▶ _To be done_
In your copy, include every line of the listing below exactly but none of the pictures.

--- START Dataset entries ---

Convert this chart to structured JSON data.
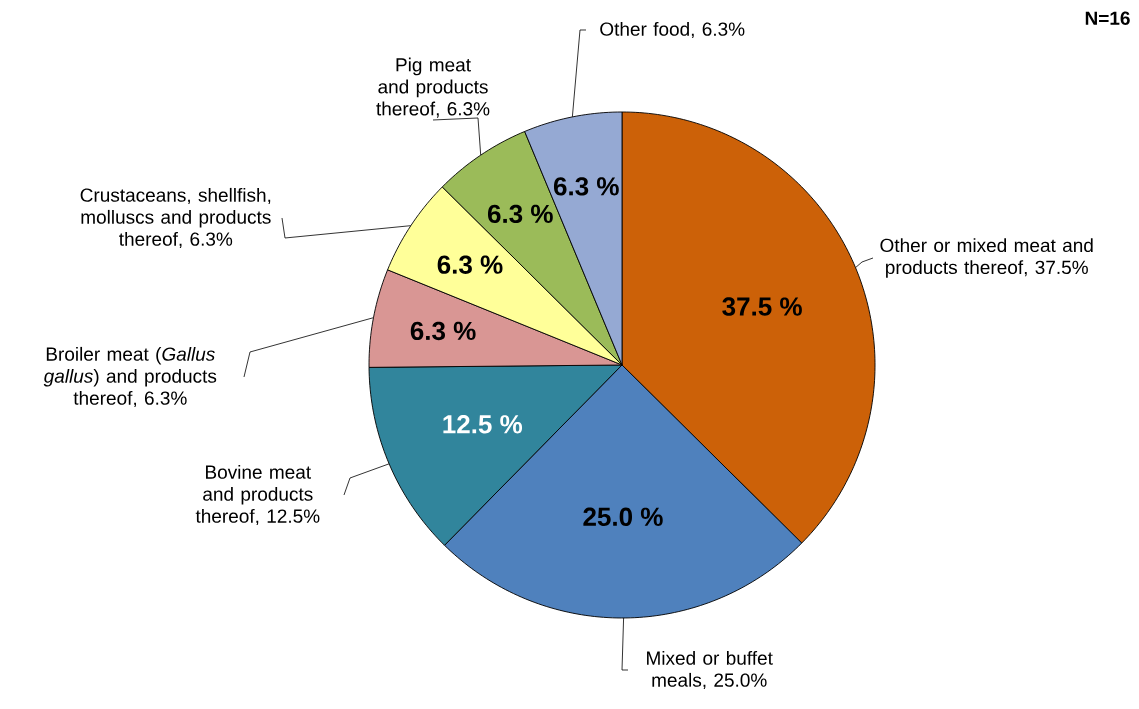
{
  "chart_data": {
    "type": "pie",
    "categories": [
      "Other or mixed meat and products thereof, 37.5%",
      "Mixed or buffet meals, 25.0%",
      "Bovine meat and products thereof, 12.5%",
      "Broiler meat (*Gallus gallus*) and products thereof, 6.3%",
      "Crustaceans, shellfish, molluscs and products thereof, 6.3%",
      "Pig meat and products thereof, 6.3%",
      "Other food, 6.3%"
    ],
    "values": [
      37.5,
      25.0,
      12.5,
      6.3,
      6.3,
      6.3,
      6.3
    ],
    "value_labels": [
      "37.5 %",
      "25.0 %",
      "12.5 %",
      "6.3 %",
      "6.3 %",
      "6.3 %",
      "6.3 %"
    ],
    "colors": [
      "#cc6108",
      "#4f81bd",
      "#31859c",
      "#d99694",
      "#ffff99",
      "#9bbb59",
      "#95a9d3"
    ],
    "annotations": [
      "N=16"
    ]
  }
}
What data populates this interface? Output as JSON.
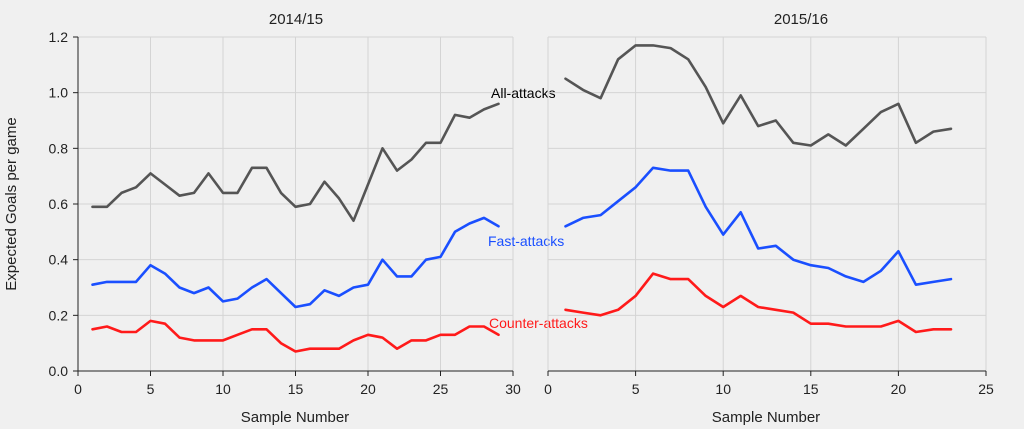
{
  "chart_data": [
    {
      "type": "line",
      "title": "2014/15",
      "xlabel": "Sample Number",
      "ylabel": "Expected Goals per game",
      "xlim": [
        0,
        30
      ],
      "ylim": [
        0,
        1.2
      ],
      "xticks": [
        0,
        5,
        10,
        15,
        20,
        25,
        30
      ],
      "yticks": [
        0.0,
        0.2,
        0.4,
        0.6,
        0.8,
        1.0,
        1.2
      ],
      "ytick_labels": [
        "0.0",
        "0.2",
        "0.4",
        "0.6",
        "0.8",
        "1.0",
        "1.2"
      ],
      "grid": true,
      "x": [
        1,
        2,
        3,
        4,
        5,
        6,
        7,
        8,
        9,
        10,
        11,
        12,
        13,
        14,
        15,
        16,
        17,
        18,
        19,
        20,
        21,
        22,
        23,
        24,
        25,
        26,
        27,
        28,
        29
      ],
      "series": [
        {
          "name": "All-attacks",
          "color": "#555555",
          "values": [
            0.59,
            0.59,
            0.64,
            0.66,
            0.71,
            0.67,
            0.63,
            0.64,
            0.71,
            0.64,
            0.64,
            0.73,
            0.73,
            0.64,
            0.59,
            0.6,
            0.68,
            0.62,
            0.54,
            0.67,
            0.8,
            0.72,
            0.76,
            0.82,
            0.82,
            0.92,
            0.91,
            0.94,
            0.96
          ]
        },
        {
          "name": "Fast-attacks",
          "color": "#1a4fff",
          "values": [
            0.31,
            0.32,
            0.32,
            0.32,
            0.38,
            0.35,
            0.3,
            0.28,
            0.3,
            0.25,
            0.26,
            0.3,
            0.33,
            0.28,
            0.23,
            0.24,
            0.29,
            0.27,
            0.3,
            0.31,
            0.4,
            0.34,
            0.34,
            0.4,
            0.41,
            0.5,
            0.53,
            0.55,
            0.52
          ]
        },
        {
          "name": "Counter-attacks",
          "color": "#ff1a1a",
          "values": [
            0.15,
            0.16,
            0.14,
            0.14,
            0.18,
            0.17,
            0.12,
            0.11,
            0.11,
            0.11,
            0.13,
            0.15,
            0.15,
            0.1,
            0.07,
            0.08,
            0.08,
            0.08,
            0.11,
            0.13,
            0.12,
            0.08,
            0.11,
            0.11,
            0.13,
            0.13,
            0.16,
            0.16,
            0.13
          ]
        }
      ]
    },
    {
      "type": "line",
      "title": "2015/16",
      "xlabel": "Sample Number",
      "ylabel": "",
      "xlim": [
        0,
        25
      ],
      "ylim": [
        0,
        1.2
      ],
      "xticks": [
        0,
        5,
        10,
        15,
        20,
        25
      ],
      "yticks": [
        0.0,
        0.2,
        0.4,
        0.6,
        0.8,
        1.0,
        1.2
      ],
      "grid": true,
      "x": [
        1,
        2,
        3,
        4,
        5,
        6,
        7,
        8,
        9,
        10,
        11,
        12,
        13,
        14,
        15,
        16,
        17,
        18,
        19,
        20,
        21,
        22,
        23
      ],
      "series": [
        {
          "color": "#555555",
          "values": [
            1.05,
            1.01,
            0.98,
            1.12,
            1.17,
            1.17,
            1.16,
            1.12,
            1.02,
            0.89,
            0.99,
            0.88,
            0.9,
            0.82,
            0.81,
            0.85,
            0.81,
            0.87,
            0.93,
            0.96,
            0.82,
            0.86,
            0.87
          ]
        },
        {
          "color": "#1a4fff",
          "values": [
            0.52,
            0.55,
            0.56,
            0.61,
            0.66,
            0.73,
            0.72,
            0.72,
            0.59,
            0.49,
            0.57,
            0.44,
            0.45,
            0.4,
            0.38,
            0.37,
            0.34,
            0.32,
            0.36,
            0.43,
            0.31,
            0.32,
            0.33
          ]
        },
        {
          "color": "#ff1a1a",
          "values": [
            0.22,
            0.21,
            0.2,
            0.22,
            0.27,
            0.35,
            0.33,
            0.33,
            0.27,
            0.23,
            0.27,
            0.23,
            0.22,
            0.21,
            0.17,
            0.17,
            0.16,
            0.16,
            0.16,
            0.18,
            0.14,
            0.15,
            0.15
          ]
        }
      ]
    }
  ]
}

--- END Dataset entries ---

▶ _Output of the task_
Convert this chart to structured JSON data.
{
  "chart_data": {
    "type": "pie",
    "categories": [
      "Other or mixed meat and products thereof, 37.5%",
      "Mixed or buffet meals, 25.0%",
      "Bovine meat and products thereof, 12.5%",
      "Broiler meat (*Gallus gallus*) and products thereof, 6.3%",
      "Crustaceans, shellfish, molluscs and products thereof, 6.3%",
      "Pig meat and products thereof, 6.3%",
      "Other food, 6.3%"
    ],
    "values": [
      37.5,
      25.0,
      12.5,
      6.3,
      6.3,
      6.3,
      6.3
    ],
    "value_labels": [
      "37.5 %",
      "25.0 %",
      "12.5 %",
      "6.3 %",
      "6.3 %",
      "6.3 %",
      "6.3 %"
    ],
    "colors": [
      "#cc6108",
      "#4f81bd",
      "#31859c",
      "#d99694",
      "#ffff99",
      "#9bbb59",
      "#95a9d3"
    ],
    "annotations": [
      "N=16"
    ]
  }
}
What data populates this interface? Output as JSON.
{
  "chart_data": [
    {
      "type": "line",
      "title": "2014/15",
      "xlabel": "Sample Number",
      "ylabel": "Expected Goals per game",
      "xlim": [
        0,
        30
      ],
      "ylim": [
        0,
        1.2
      ],
      "xticks": [
        0,
        5,
        10,
        15,
        20,
        25,
        30
      ],
      "yticks": [
        0.0,
        0.2,
        0.4,
        0.6,
        0.8,
        1.0,
        1.2
      ],
      "ytick_labels": [
        "0.0",
        "0.2",
        "0.4",
        "0.6",
        "0.8",
        "1.0",
        "1.2"
      ],
      "grid": true,
      "x": [
        1,
        2,
        3,
        4,
        5,
        6,
        7,
        8,
        9,
        10,
        11,
        12,
        13,
        14,
        15,
        16,
        17,
        18,
        19,
        20,
        21,
        22,
        23,
        24,
        25,
        26,
        27,
        28,
        29
      ],
      "series": [
        {
          "name": "All-attacks",
          "color": "#555555",
          "values": [
            0.59,
            0.59,
            0.64,
            0.66,
            0.71,
            0.67,
            0.63,
            0.64,
            0.71,
            0.64,
            0.64,
            0.73,
            0.73,
            0.64,
            0.59,
            0.6,
            0.68,
            0.62,
            0.54,
            0.67,
            0.8,
            0.72,
            0.76,
            0.82,
            0.82,
            0.92,
            0.91,
            0.94,
            0.96
          ]
        },
        {
          "name": "Fast-attacks",
          "color": "#1a4fff",
          "values": [
            0.31,
            0.32,
            0.32,
            0.32,
            0.38,
            0.35,
            0.3,
            0.28,
            0.3,
            0.25,
            0.26,
            0.3,
            0.33,
            0.28,
            0.23,
            0.24,
            0.29,
            0.27,
            0.3,
            0.31,
            0.4,
            0.34,
            0.34,
            0.4,
            0.41,
            0.5,
            0.53,
            0.55,
            0.52
          ]
        },
        {
          "name": "Counter-attacks",
          "color": "#ff1a1a",
          "values": [
            0.15,
            0.16,
            0.14,
            0.14,
            0.18,
            0.17,
            0.12,
            0.11,
            0.11,
            0.11,
            0.13,
            0.15,
            0.15,
            0.1,
            0.07,
            0.08,
            0.08,
            0.08,
            0.11,
            0.13,
            0.12,
            0.08,
            0.11,
            0.11,
            0.13,
            0.13,
            0.16,
            0.16,
            0.13
          ]
        }
      ]
    },
    {
      "type": "line",
      "title": "2015/16",
      "xlabel": "Sample Number",
      "ylabel": "",
      "xlim": [
        0,
        25
      ],
      "ylim": [
        0,
        1.2
      ],
      "xticks": [
        0,
        5,
        10,
        15,
        20,
        25
      ],
      "yticks": [
        0.0,
        0.2,
        0.4,
        0.6,
        0.8,
        1.0,
        1.2
      ],
      "grid": true,
      "x": [
        1,
        2,
        3,
        4,
        5,
        6,
        7,
        8,
        9,
        10,
        11,
        12,
        13,
        14,
        15,
        16,
        17,
        18,
        19,
        20,
        21,
        22,
        23
      ],
      "series": [
        {
          "color": "#555555",
          "values": [
            1.05,
            1.01,
            0.98,
            1.12,
            1.17,
            1.17,
            1.16,
            1.12,
            1.02,
            0.89,
            0.99,
            0.88,
            0.9,
            0.82,
            0.81,
            0.85,
            0.81,
            0.87,
            0.93,
            0.96,
            0.82,
            0.86,
            0.87
          ]
        },
        {
          "color": "#1a4fff",
          "values": [
            0.52,
            0.55,
            0.56,
            0.61,
            0.66,
            0.73,
            0.72,
            0.72,
            0.59,
            0.49,
            0.57,
            0.44,
            0.45,
            0.4,
            0.38,
            0.37,
            0.34,
            0.32,
            0.36,
            0.43,
            0.31,
            0.32,
            0.33
          ]
        },
        {
          "color": "#ff1a1a",
          "values": [
            0.22,
            0.21,
            0.2,
            0.22,
            0.27,
            0.35,
            0.33,
            0.33,
            0.27,
            0.23,
            0.27,
            0.23,
            0.22,
            0.21,
            0.17,
            0.17,
            0.16,
            0.16,
            0.16,
            0.18,
            0.14,
            0.15,
            0.15
          ]
        }
      ]
    }
  ]
}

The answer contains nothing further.